[[ SUPPLIED MATERIAL, beginning ]]

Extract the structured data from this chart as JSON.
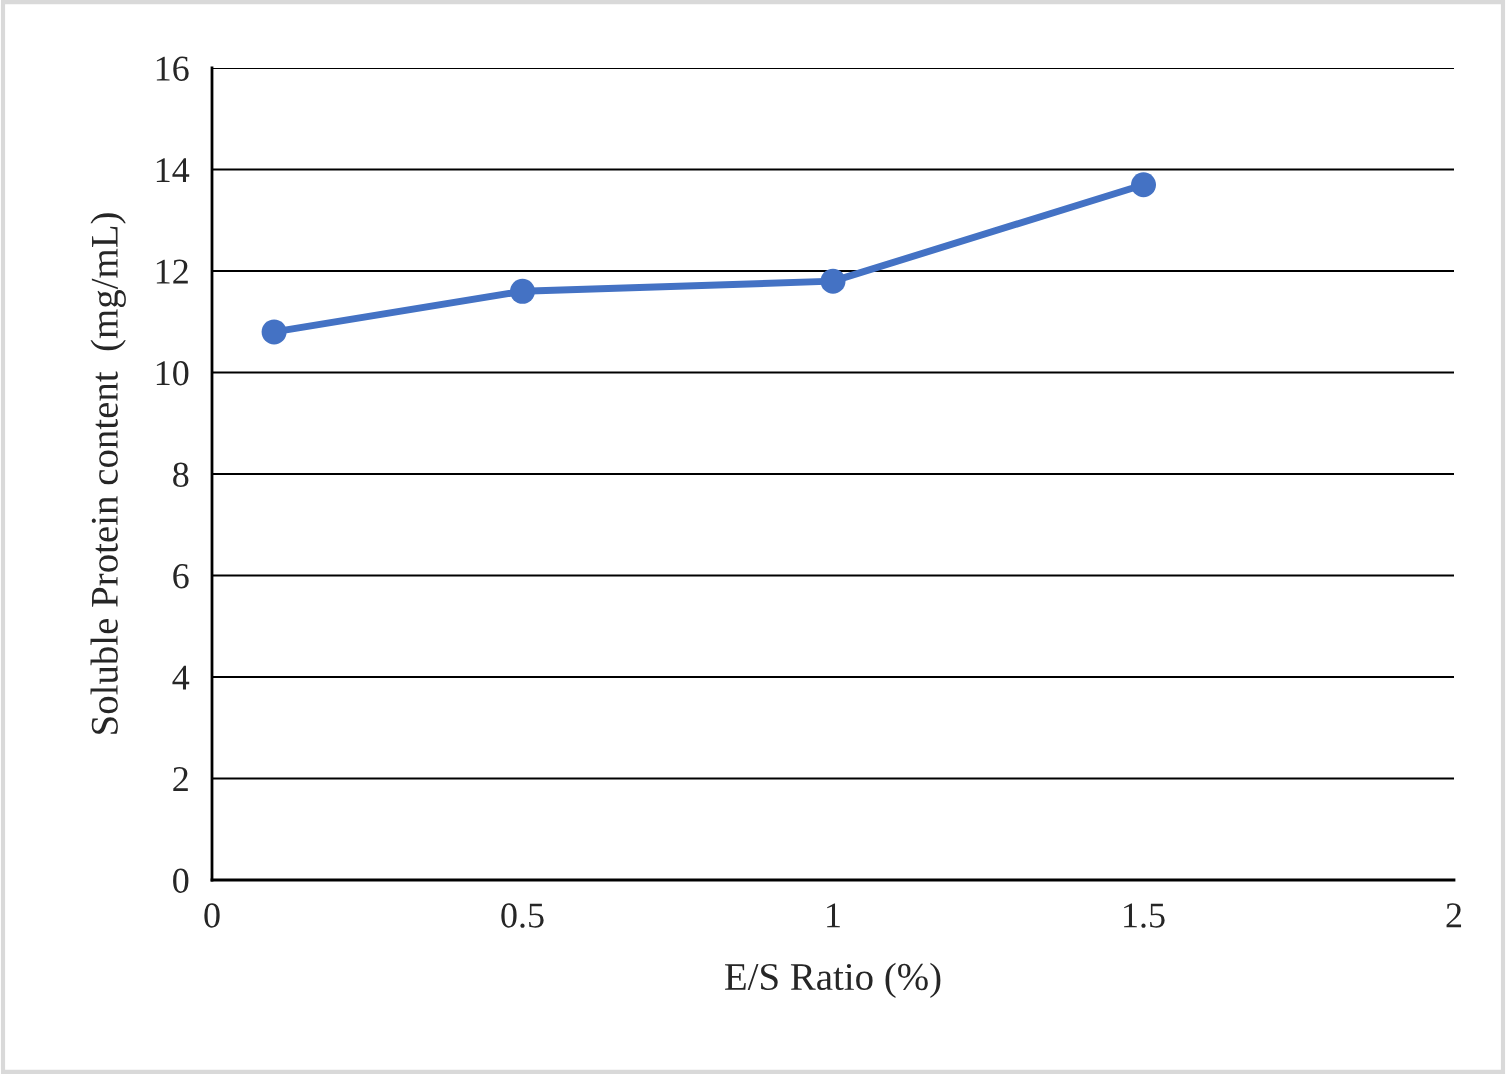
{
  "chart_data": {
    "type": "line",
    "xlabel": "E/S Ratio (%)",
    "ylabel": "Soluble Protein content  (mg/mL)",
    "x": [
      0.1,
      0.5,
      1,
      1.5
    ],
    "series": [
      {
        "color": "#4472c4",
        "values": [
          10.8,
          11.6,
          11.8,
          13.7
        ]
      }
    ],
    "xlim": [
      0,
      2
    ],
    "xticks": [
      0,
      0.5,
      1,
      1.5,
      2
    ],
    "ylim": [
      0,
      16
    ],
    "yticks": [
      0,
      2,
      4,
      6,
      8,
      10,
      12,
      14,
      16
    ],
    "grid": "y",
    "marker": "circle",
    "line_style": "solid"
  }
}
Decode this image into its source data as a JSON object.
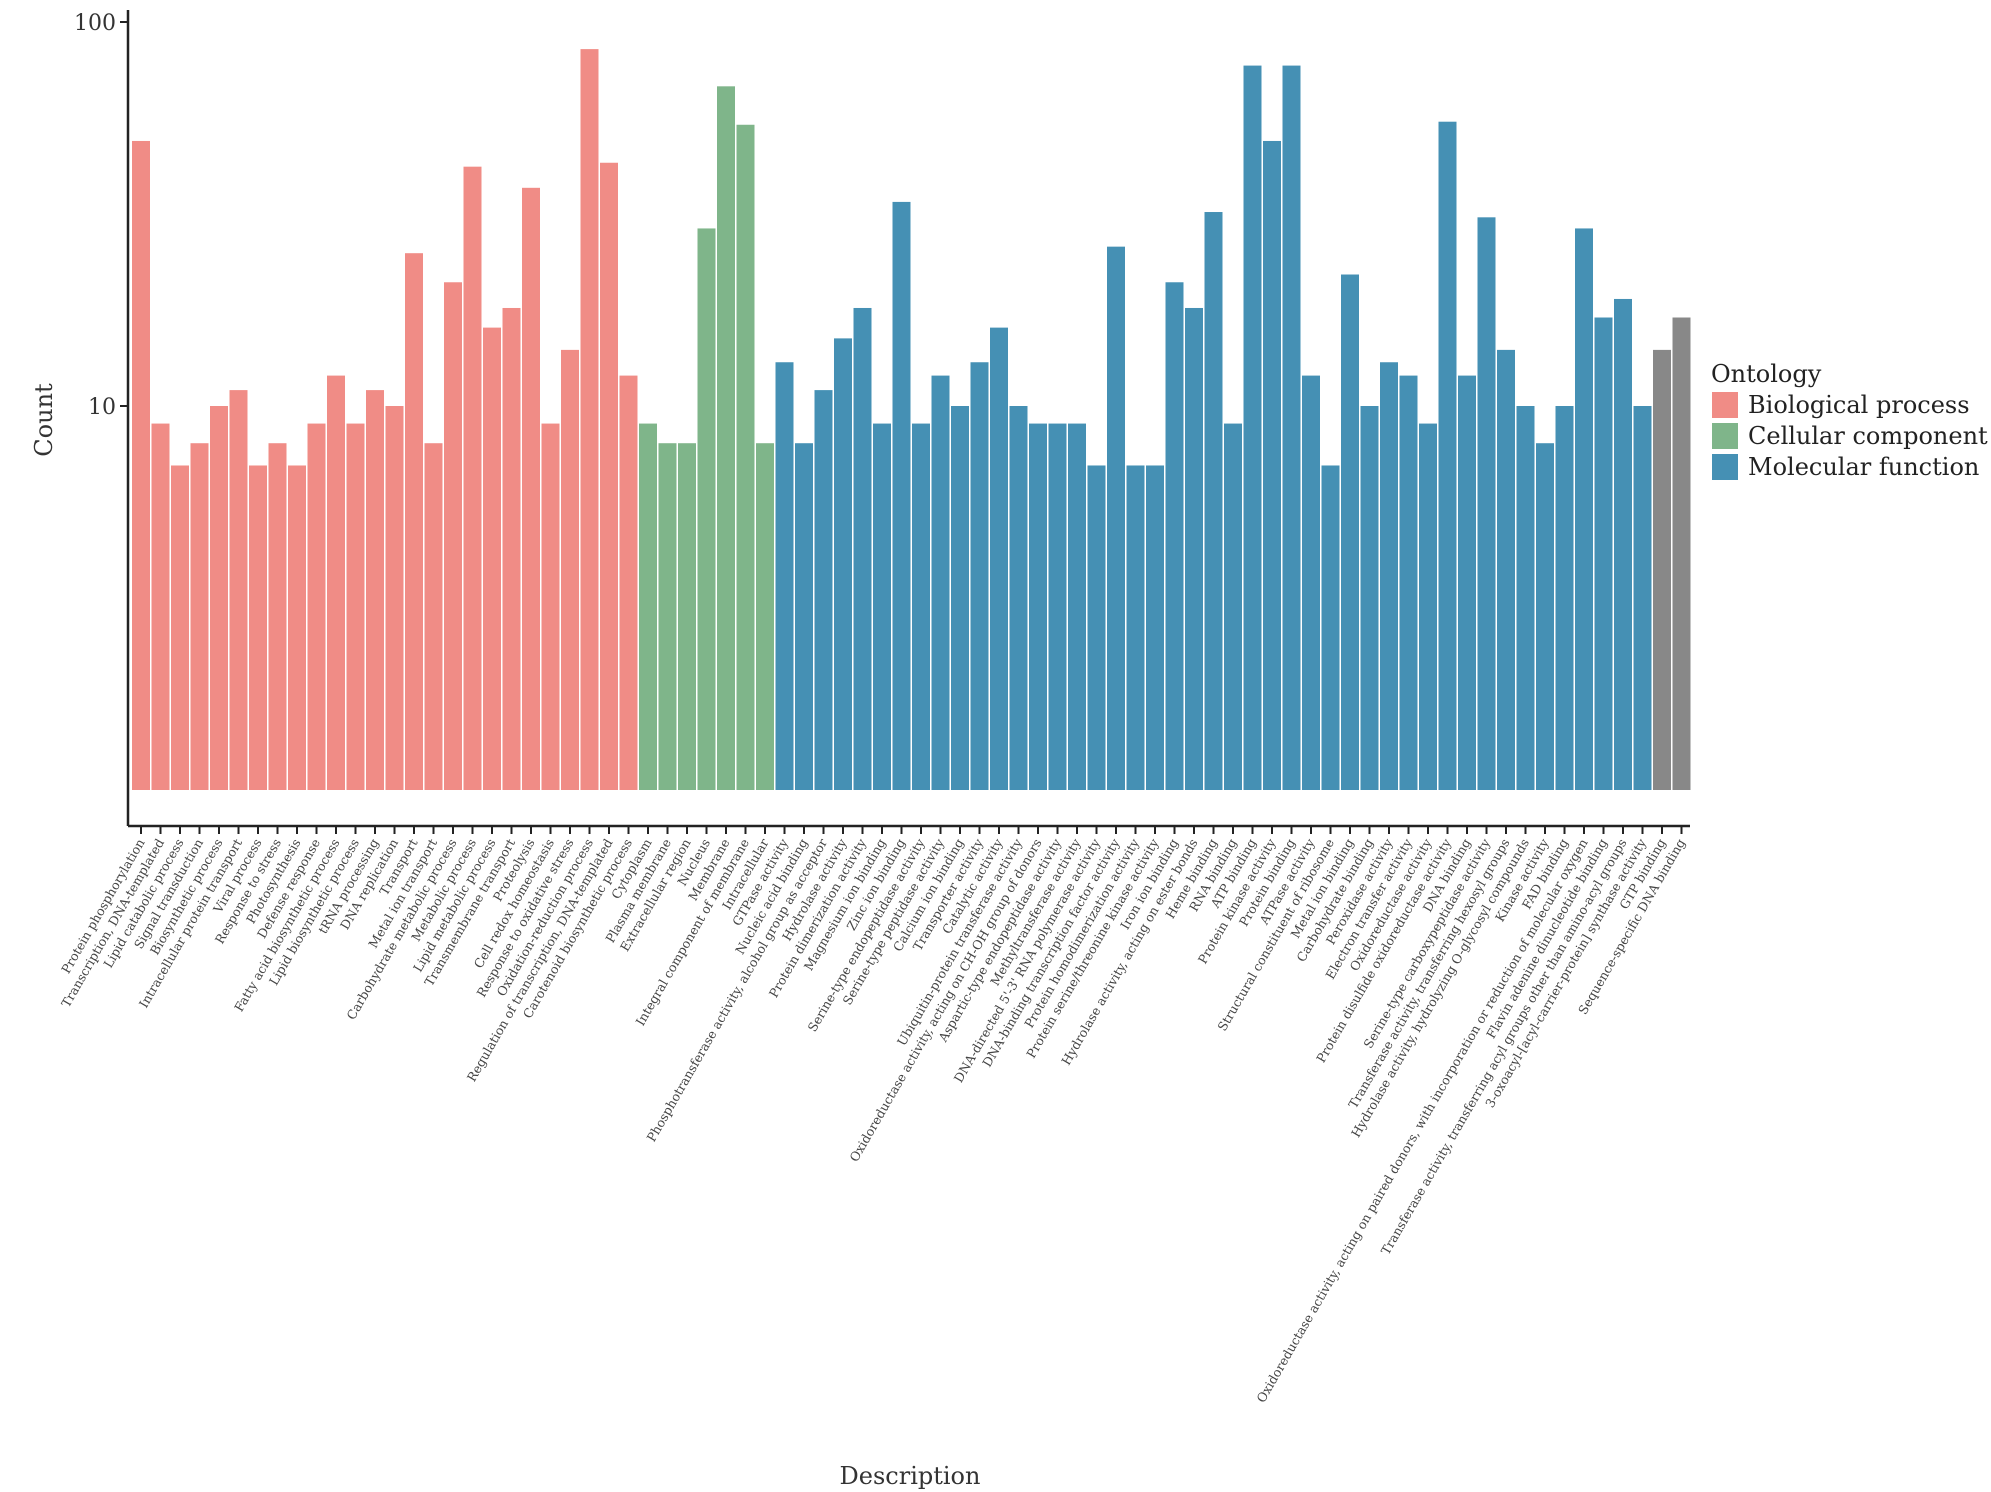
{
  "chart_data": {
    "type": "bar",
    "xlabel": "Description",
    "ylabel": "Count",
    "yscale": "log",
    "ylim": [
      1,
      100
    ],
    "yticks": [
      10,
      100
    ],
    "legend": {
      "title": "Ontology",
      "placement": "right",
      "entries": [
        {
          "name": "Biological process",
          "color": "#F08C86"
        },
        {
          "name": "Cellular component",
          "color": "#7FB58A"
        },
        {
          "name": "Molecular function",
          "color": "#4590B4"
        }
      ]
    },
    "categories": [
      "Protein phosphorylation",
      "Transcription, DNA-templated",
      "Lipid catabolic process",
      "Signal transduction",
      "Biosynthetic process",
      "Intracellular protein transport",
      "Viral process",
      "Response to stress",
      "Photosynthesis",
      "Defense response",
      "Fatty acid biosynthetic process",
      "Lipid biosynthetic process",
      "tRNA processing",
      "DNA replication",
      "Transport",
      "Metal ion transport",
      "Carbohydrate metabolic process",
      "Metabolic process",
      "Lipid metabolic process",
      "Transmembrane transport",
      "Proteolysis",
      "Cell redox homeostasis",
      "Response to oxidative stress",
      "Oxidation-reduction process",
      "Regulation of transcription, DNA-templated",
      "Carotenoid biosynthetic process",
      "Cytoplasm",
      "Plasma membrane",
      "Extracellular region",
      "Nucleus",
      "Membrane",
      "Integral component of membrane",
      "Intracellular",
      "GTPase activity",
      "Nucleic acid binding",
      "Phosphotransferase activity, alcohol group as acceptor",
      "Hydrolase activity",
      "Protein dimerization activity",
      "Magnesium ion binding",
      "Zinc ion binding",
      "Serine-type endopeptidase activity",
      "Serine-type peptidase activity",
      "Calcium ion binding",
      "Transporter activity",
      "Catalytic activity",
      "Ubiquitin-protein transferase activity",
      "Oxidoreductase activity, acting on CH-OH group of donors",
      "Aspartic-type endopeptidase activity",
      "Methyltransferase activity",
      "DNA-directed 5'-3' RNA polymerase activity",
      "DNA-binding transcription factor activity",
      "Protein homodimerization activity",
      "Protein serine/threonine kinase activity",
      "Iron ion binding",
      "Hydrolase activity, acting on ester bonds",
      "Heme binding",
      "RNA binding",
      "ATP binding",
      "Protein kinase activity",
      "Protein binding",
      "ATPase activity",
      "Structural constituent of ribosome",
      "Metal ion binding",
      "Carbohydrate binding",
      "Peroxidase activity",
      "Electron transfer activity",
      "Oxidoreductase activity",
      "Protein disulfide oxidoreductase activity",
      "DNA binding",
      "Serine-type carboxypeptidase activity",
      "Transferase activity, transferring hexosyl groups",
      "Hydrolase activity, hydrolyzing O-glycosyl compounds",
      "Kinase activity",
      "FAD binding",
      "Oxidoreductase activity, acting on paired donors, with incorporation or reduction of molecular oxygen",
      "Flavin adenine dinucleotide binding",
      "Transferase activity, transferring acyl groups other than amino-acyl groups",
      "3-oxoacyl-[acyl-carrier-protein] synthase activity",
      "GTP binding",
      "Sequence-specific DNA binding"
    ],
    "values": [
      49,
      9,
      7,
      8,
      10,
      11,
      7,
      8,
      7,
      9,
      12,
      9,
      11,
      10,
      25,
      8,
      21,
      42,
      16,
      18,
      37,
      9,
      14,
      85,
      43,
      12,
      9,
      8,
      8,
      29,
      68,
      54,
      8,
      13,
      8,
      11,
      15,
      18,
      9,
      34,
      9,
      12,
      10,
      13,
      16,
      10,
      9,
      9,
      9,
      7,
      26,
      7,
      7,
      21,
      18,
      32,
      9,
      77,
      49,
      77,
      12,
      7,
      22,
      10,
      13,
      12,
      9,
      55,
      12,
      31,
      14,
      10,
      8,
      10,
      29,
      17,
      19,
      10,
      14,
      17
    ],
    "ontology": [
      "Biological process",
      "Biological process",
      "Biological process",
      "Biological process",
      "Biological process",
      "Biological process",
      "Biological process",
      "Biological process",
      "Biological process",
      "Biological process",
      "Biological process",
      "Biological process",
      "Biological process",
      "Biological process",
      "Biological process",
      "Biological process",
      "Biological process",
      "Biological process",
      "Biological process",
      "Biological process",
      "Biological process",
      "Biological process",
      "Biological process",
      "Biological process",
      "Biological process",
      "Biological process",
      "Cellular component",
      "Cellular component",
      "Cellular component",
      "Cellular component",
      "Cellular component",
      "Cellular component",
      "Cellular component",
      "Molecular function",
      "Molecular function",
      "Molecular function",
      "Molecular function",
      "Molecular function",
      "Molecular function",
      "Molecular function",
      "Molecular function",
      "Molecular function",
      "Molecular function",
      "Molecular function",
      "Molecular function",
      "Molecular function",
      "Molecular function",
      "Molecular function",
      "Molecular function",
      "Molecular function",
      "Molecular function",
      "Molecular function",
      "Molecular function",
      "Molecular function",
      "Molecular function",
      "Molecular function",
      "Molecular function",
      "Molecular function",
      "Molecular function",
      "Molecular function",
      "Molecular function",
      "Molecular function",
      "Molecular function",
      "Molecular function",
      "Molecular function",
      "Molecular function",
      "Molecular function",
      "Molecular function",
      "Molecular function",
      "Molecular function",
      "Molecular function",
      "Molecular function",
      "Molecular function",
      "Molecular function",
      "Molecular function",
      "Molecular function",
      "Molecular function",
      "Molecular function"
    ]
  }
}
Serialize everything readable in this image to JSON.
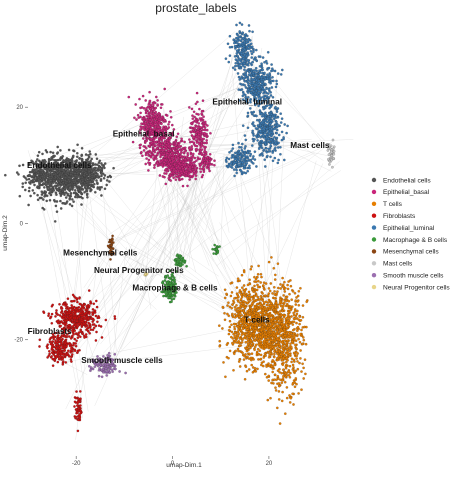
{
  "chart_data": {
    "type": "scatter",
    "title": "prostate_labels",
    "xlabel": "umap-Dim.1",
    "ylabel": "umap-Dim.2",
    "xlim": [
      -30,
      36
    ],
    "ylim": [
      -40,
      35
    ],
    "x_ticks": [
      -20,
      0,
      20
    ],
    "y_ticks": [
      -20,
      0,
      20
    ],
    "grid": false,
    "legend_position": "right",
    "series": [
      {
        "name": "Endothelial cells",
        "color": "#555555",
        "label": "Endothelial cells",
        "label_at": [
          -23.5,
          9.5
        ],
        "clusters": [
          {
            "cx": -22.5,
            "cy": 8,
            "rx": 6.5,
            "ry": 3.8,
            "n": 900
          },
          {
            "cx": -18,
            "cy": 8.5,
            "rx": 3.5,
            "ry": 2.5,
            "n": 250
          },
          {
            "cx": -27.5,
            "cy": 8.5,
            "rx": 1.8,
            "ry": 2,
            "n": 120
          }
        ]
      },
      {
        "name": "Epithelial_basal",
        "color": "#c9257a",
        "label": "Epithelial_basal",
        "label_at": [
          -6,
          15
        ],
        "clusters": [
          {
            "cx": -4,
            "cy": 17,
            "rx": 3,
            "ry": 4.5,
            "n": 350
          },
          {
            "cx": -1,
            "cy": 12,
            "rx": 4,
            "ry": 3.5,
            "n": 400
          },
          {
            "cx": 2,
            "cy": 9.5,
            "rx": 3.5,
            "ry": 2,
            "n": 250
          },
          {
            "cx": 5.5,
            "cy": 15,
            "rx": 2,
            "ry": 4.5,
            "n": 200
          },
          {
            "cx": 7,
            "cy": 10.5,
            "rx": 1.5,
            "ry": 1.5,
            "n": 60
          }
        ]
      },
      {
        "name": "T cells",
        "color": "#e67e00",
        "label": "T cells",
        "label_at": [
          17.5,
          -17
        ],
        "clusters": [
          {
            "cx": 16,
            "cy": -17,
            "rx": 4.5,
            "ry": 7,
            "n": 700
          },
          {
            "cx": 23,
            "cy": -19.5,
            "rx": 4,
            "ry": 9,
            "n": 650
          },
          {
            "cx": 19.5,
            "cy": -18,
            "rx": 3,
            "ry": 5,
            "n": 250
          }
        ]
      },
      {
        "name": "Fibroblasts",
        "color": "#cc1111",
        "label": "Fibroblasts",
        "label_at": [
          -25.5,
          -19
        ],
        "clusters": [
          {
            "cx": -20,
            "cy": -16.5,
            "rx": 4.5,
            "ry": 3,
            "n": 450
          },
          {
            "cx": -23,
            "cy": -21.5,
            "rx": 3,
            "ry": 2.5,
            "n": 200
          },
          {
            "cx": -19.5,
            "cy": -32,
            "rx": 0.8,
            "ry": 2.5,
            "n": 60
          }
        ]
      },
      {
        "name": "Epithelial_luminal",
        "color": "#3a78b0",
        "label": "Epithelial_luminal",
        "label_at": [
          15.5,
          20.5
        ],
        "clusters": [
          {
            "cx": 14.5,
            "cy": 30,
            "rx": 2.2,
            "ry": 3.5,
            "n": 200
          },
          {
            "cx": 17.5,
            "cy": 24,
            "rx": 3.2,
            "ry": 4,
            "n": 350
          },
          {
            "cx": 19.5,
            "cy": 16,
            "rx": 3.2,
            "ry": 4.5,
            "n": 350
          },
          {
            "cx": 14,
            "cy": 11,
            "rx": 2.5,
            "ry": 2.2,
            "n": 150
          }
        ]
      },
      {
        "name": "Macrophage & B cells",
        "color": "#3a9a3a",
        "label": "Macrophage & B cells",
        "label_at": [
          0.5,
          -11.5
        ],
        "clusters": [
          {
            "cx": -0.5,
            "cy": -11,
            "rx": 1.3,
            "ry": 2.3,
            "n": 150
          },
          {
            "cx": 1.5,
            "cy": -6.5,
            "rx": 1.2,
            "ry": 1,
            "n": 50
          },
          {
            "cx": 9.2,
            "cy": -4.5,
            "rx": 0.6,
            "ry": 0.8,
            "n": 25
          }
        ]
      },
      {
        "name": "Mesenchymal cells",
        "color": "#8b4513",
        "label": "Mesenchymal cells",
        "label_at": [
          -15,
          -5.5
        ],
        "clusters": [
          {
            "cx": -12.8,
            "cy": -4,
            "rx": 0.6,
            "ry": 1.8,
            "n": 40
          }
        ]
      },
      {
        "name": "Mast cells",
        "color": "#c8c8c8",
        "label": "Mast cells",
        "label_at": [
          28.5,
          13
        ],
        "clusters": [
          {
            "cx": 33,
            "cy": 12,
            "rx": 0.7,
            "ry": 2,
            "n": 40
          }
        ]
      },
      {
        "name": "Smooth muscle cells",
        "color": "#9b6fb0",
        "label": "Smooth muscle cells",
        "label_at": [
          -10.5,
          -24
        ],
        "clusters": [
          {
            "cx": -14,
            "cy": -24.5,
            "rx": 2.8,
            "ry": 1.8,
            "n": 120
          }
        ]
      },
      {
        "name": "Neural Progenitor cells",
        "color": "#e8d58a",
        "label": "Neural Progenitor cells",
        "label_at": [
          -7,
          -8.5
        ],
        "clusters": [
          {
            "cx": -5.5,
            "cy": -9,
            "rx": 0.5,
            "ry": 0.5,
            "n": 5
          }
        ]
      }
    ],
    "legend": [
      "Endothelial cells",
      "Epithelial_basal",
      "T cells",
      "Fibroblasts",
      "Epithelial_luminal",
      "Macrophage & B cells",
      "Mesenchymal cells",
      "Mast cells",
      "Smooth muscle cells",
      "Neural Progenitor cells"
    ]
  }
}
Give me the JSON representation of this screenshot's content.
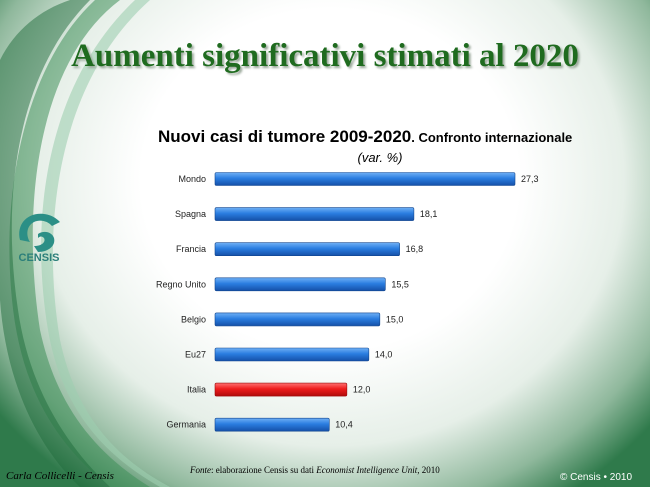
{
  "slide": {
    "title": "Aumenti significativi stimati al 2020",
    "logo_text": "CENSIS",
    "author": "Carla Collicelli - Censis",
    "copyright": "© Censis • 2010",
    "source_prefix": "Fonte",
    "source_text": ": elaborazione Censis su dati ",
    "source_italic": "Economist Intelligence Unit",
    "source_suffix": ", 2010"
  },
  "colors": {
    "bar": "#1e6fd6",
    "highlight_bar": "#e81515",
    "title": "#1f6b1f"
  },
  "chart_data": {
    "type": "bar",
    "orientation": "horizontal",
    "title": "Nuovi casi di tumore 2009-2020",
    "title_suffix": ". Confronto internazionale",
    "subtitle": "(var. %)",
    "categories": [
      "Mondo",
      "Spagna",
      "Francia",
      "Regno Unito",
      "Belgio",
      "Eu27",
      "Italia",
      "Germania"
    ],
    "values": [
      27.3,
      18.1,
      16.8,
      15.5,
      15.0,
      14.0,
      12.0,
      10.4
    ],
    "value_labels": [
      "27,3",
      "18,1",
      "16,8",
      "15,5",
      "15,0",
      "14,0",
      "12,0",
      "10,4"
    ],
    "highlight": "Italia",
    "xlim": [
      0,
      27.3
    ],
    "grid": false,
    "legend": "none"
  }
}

[[ SUPPLIED MATERIAL, end ]]

> WHAT IS EXPECTED: All lines of the entries above where "Progenitor" turns up should be reported.

> ANSWER TO THE EXERCISE:
        "name": "Neural Progenitor cells",
        "label": "Neural Progenitor cells",
      "Neural Progenitor cells"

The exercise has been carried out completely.